• **DATA ROWS**
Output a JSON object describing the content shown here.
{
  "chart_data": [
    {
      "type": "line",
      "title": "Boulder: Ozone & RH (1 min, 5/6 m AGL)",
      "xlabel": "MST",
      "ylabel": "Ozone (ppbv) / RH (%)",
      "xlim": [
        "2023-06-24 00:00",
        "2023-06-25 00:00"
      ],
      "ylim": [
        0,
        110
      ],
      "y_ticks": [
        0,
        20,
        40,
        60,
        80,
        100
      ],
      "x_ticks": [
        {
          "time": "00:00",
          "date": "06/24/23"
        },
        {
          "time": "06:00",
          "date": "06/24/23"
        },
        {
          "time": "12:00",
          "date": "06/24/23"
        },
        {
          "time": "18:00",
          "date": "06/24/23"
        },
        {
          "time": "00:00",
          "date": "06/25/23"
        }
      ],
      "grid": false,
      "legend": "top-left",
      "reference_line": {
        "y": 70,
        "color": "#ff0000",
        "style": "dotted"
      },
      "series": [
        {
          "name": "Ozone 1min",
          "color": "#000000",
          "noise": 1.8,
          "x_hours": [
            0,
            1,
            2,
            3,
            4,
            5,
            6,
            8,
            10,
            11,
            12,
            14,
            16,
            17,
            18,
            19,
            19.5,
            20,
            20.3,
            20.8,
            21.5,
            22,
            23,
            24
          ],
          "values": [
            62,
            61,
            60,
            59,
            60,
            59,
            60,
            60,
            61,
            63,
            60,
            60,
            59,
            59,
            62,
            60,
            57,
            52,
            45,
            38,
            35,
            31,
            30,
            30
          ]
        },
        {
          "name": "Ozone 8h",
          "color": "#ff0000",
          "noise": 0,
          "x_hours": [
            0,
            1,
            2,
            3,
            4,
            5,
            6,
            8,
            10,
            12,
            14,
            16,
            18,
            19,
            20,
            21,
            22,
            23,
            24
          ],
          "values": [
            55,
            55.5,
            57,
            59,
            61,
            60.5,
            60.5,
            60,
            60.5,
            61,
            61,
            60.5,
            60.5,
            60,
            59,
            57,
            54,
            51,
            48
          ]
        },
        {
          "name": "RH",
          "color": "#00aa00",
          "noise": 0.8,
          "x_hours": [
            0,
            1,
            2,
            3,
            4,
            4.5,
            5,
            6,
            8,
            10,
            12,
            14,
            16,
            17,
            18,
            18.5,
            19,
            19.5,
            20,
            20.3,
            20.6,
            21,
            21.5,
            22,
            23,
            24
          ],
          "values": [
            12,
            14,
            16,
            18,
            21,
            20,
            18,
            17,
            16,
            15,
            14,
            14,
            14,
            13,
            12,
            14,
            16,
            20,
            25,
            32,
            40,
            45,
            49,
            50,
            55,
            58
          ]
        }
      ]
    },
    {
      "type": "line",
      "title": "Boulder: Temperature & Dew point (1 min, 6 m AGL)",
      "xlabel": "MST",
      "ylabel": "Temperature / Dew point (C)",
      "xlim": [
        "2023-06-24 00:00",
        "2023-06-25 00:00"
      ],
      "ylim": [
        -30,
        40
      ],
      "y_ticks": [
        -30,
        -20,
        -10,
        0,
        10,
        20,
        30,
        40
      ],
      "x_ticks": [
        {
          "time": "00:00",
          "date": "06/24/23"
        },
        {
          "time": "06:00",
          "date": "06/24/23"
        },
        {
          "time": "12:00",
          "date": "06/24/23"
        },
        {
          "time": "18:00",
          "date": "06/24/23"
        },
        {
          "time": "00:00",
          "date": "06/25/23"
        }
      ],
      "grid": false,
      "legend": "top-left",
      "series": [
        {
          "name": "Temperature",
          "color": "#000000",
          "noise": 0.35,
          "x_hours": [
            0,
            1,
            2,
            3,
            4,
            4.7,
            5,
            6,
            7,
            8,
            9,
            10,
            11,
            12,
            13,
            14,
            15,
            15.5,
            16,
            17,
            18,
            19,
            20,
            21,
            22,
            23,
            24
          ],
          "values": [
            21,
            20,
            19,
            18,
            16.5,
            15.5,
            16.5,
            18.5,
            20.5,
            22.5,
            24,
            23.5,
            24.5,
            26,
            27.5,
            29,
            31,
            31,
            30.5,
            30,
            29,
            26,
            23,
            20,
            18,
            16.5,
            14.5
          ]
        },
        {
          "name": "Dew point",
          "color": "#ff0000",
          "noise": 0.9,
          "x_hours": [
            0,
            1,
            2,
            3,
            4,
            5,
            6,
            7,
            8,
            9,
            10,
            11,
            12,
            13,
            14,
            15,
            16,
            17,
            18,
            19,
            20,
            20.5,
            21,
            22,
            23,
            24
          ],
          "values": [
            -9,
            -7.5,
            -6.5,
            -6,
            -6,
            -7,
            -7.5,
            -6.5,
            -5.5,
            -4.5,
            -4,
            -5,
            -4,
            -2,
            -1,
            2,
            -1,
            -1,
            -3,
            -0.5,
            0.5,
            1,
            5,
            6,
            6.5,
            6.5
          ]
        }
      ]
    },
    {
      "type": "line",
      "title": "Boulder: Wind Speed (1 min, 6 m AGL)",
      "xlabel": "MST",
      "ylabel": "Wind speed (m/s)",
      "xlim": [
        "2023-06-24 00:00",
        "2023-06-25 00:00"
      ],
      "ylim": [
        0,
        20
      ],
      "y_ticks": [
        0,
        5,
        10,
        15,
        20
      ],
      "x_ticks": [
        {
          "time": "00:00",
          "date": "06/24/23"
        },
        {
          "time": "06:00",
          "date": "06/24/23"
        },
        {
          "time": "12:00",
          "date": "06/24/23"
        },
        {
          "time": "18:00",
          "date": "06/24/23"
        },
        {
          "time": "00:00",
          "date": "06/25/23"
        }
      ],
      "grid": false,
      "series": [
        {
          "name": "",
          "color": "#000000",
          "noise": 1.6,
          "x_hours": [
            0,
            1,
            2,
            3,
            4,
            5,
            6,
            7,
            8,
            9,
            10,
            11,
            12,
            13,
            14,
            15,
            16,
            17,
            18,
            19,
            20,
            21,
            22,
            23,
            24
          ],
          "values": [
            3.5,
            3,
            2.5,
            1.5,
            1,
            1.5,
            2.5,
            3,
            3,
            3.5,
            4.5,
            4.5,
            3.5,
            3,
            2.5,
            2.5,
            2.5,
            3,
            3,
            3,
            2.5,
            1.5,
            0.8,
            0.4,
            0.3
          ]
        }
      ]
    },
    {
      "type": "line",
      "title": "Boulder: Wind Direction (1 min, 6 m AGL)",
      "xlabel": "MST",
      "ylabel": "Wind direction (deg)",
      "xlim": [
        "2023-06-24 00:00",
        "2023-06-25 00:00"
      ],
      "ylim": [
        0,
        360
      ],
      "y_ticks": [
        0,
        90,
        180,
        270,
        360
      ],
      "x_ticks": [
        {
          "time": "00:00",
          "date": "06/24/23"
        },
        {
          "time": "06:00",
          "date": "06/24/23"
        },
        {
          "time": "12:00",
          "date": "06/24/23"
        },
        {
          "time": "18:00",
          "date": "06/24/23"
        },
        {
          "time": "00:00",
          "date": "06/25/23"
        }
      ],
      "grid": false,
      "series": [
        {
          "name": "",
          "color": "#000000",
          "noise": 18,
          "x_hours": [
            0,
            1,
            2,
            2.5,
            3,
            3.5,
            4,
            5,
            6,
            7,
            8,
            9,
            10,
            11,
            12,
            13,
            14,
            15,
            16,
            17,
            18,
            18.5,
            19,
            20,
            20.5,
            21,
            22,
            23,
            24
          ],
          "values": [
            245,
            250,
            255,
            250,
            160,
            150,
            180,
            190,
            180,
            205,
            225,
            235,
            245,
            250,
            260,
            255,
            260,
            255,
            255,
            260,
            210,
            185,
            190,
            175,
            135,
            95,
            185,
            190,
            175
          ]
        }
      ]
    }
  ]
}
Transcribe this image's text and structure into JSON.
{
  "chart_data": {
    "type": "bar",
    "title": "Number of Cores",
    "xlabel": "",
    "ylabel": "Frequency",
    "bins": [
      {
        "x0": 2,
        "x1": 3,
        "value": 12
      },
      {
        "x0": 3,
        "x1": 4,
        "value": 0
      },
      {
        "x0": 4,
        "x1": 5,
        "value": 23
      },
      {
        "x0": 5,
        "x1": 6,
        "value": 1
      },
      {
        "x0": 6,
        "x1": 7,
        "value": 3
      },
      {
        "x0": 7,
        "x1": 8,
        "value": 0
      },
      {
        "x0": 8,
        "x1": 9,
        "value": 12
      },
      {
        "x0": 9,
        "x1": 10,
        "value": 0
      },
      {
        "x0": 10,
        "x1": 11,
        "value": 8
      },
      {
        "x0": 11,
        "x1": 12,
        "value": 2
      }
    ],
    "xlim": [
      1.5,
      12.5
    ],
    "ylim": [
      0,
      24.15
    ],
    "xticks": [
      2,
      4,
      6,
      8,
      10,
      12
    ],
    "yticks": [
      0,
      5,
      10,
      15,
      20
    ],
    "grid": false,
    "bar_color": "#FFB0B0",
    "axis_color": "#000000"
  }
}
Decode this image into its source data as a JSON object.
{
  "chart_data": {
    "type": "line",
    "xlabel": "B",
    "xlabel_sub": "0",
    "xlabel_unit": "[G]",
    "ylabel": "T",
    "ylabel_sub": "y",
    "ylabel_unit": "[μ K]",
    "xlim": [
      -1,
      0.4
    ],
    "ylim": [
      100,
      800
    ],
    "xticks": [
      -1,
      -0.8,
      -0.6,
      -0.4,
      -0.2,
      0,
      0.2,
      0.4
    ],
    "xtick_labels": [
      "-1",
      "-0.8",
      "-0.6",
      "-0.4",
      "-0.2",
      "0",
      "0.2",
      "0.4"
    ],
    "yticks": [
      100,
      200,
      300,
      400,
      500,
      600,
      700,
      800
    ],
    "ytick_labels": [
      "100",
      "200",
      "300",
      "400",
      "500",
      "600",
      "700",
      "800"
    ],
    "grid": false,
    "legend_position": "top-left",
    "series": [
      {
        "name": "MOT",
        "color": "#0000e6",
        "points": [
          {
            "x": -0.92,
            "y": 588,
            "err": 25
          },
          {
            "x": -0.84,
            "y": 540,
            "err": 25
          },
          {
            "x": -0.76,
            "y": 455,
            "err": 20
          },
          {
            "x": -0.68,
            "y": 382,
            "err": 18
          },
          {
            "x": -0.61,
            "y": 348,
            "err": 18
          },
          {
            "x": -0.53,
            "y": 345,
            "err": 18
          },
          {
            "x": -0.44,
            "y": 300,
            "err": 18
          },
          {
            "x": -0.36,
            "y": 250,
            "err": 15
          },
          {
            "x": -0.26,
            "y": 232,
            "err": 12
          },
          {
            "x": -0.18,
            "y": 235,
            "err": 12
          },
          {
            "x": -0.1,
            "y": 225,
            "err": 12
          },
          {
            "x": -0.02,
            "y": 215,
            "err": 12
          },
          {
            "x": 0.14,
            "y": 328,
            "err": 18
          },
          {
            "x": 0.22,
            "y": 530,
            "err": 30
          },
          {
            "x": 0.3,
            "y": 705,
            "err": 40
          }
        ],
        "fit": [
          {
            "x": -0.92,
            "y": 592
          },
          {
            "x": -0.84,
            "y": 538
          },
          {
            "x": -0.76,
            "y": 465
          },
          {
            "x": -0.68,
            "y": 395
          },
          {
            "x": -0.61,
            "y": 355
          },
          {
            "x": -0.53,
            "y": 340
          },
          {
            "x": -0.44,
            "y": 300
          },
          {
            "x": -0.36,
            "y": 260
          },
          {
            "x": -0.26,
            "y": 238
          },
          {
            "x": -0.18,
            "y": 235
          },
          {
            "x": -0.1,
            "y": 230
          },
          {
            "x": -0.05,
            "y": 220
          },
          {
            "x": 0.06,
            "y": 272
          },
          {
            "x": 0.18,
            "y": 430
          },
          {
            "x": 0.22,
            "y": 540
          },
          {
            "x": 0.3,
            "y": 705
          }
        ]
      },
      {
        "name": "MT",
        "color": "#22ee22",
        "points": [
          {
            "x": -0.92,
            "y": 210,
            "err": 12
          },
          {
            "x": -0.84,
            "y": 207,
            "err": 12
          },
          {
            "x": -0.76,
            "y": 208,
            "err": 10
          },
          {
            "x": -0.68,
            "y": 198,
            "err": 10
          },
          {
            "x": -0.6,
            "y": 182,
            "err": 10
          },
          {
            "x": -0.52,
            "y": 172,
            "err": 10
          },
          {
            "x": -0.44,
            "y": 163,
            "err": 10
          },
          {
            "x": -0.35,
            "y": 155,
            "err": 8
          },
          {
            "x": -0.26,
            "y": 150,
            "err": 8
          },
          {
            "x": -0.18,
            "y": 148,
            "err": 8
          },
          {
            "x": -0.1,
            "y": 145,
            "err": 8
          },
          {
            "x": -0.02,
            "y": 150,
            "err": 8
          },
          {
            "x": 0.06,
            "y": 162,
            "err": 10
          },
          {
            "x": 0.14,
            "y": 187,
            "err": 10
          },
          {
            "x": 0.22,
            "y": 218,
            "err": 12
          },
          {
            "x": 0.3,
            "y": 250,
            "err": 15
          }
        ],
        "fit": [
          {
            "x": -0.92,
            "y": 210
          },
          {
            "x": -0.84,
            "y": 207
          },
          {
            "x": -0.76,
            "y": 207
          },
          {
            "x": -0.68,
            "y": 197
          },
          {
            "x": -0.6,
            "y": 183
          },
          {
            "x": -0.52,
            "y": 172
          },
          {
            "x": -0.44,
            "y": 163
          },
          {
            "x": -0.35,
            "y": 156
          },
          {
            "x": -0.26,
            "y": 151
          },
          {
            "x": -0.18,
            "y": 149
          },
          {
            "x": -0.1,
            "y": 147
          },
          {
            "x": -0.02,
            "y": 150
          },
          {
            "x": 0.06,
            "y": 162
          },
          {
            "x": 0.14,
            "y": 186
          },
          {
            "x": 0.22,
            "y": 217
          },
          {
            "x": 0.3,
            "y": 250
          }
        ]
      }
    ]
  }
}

• **WORK REQUIRED**
Copy out every line with the word "title".

• **RESULT**
      "title": "Boulder: Ozone & RH (1 min, 5/6 m AGL)",
      "title": "Boulder: Temperature & Dew point (1 min, 6 m AGL)",
      "title": "Boulder: Wind Speed (1 min, 6 m AGL)",
      "title": "Boulder: Wind Direction (1 min, 6 m AGL)",
    "title": "Number of Cores",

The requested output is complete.